Dataset records
##########

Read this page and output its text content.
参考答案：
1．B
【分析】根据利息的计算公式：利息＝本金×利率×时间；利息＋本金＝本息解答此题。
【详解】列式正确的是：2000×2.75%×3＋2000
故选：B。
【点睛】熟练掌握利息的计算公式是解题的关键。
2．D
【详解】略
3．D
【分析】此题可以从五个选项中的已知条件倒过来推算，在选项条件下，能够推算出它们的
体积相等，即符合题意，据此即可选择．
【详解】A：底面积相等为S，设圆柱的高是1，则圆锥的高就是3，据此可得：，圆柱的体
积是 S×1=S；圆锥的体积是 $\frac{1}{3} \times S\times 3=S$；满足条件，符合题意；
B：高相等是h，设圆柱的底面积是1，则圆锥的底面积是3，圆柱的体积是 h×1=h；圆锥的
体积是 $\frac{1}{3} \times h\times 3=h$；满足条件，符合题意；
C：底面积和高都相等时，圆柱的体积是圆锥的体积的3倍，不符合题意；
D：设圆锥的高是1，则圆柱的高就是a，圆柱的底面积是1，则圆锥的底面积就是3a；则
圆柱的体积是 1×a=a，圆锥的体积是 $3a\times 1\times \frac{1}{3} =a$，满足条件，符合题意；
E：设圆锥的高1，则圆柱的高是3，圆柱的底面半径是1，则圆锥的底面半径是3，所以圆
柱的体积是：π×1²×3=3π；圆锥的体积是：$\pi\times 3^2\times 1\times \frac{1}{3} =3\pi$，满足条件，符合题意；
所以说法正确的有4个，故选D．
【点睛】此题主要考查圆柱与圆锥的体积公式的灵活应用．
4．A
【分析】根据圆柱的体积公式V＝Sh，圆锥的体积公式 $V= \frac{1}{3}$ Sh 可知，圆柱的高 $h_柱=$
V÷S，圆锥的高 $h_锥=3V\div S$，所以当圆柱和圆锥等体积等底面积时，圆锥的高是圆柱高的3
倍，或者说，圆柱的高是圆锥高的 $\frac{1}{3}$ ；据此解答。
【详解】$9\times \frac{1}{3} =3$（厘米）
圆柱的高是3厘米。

##########

• **Instructions to follow**
Lines containing the string "圆锥的体积是" are to be selected and copied.

• **Exercise answer**
积是 S×1=S；圆锥的体积是 $\frac{1}{3} \times S\times 3=S$；满足条件，符合题意；
圆柱的体积是 1×a=a，圆锥的体积是 $3a\times 1\times \frac{1}{3} =a$，满足条件，符合题意；
柱的体积是：π×1²×3=3π；圆锥的体积是：$\pi\times 3^2\times 1\times \frac{1}{3} =3\pi$，满足条件，符合题意；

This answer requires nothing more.